The exercise: Which lines below hold the word "사냥감의"? Copy all of them.

Dataset excerpts:
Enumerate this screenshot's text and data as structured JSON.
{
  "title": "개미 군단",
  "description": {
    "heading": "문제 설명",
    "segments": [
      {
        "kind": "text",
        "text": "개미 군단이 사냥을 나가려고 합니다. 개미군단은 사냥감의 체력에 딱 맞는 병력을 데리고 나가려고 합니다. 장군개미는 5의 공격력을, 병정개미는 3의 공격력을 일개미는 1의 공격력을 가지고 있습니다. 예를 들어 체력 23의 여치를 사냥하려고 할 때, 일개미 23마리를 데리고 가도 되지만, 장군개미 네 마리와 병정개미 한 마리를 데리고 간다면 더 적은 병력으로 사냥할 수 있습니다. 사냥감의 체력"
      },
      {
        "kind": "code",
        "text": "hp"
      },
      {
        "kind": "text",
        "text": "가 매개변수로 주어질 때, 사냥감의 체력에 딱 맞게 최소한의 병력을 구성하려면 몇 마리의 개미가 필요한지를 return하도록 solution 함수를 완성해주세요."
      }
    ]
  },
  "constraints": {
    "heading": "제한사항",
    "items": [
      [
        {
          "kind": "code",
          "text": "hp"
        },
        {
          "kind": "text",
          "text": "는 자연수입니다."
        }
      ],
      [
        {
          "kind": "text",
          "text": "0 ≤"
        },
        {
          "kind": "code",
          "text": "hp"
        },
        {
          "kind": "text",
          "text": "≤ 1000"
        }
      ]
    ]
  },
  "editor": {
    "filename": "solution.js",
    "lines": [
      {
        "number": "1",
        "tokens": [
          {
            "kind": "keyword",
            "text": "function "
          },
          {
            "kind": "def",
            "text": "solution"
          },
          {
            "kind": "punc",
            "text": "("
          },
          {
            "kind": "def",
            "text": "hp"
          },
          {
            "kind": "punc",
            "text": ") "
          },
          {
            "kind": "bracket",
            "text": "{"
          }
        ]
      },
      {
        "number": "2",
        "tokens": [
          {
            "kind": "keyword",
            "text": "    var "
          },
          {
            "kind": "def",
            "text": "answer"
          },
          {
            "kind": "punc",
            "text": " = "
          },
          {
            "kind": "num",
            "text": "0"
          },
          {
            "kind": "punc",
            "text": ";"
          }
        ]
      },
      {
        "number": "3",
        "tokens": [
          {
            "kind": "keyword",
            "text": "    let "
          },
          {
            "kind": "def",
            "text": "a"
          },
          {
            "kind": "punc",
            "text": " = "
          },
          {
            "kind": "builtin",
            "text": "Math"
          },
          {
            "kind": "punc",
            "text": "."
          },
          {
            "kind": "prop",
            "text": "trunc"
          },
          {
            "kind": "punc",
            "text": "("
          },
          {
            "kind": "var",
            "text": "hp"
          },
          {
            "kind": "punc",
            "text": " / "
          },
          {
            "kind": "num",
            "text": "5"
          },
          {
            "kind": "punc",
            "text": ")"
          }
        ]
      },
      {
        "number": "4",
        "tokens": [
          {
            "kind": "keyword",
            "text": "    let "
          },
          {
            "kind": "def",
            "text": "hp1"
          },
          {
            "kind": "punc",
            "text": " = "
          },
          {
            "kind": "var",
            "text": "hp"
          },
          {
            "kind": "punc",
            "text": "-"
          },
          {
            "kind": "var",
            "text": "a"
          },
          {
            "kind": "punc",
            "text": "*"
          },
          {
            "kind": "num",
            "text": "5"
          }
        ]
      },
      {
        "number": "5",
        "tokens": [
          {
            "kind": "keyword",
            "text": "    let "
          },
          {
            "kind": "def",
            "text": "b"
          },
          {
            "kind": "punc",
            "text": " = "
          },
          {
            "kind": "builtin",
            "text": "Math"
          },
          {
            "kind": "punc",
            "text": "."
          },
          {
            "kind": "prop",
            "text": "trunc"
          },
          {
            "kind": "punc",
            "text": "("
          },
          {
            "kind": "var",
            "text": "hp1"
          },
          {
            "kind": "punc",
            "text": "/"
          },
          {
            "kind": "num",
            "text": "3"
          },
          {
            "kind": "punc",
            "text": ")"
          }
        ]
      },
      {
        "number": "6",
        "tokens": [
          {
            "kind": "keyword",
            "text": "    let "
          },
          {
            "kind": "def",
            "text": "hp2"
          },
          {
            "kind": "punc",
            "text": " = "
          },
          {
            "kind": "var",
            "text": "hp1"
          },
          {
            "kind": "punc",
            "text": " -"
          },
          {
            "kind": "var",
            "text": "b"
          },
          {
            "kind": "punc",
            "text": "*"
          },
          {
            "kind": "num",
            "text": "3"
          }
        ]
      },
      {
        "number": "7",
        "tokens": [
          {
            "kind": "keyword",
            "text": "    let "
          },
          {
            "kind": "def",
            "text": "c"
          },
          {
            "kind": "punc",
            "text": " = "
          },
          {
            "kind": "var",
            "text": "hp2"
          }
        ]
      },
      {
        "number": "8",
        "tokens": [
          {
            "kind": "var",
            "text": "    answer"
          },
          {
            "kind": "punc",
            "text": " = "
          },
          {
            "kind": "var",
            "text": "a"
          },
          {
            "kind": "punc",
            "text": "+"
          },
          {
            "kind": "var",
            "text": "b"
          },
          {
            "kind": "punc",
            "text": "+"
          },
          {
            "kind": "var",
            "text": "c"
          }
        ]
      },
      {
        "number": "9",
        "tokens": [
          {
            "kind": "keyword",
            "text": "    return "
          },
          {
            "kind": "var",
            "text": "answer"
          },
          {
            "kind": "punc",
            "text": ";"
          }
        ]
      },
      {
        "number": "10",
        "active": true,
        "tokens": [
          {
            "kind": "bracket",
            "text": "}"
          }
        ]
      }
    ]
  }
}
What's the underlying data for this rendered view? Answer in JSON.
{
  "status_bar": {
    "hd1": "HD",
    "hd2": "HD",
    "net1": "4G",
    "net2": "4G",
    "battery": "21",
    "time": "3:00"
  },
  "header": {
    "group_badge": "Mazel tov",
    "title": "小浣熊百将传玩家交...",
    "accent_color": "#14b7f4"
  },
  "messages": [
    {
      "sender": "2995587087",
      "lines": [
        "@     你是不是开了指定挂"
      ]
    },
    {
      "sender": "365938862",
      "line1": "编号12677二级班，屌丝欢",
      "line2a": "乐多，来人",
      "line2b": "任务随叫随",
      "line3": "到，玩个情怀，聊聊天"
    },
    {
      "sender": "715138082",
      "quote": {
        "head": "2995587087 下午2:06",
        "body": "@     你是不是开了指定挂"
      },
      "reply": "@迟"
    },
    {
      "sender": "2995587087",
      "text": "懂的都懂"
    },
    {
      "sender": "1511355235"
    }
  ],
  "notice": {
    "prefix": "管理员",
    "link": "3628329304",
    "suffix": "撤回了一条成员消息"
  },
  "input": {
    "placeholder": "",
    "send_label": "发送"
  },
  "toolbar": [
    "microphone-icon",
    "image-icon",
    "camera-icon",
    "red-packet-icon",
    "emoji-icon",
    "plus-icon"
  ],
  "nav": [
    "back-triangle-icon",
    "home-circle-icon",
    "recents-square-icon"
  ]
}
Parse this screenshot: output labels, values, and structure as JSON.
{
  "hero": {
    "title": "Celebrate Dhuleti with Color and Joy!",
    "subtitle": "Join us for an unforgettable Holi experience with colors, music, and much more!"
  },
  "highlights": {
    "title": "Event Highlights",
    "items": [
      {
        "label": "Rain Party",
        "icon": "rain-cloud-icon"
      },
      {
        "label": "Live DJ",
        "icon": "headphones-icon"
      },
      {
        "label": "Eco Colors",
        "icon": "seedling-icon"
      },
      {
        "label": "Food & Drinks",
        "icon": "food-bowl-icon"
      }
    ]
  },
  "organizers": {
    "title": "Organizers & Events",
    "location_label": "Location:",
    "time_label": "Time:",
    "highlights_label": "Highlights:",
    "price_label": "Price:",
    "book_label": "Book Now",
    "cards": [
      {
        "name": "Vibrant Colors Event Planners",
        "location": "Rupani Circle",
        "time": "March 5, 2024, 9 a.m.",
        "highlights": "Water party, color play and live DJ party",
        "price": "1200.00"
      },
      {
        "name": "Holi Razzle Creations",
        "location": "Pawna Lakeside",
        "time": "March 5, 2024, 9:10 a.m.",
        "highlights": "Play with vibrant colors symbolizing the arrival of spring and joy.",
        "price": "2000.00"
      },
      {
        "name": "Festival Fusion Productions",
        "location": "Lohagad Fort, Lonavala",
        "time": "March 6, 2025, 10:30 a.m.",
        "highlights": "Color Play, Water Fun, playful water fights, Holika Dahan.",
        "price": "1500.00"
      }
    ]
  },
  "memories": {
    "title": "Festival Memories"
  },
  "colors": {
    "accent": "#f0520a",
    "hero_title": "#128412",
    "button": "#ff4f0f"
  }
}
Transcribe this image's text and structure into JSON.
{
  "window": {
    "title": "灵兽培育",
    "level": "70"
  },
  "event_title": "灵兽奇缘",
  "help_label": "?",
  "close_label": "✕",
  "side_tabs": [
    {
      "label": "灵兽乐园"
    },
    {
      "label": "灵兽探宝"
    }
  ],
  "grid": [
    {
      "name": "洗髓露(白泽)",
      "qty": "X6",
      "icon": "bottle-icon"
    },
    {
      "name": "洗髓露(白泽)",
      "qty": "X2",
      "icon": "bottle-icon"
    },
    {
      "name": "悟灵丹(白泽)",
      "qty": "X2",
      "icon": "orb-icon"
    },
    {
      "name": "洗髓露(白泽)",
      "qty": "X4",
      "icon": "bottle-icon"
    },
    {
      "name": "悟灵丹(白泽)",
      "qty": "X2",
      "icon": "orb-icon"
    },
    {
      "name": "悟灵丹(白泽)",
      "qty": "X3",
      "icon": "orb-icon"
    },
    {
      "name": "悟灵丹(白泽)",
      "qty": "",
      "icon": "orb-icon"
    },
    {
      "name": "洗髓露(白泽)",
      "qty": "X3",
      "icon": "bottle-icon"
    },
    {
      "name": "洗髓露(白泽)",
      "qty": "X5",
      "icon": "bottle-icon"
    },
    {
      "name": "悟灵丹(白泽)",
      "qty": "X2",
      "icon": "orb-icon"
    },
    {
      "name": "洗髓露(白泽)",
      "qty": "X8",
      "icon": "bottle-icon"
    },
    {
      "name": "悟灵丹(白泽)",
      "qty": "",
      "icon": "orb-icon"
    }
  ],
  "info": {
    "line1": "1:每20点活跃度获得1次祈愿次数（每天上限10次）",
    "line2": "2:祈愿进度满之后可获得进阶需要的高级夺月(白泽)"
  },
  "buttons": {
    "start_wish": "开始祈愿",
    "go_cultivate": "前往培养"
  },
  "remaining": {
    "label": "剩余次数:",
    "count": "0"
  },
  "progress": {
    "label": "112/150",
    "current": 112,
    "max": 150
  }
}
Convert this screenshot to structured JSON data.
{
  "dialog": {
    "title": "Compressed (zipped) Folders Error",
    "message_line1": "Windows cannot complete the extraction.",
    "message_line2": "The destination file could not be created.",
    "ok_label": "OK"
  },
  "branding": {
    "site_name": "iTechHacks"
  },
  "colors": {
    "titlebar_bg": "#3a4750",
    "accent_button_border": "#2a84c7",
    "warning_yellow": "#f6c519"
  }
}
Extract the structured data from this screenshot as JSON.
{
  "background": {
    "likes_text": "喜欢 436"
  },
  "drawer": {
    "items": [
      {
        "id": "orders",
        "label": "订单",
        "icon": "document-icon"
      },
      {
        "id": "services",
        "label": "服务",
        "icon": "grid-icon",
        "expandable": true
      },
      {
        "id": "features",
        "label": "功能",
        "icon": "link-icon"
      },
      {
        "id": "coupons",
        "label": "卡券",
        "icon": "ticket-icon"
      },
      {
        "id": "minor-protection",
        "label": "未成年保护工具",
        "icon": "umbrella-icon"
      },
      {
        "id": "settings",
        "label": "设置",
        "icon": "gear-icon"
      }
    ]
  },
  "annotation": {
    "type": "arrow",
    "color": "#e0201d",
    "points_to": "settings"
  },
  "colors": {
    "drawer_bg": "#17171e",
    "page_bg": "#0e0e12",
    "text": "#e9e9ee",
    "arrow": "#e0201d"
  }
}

Answer to the task:
        "text": "개미 군단이 사냥을 나가려고 합니다. 개미군단은 사냥감의 체력에 딱 맞는 병력을 데리고 나가려고 합니다. 장군개미는 5의 공격력을, 병정개미는 3의 공격력을 일개미는 1의 공격력을 가지고 있습니다. 예를 들어 체력 23의 여치를 사냥하려고 할 때, 일개미 23마리를 데리고 가도 되지만, 장군개미 네 마리와 병정개미 한 마리를 데리고 간다면 더 적은 병력으로 사냥할 수 있습니다. 사냥감의 체력"
        "text": "가 매개변수로 주어질 때, 사냥감의 체력에 딱 맞게 최소한의 병력을 구성하려면 몇 마리의 개미가 필요한지를 return하도록 solution 함수를 완성해주세요."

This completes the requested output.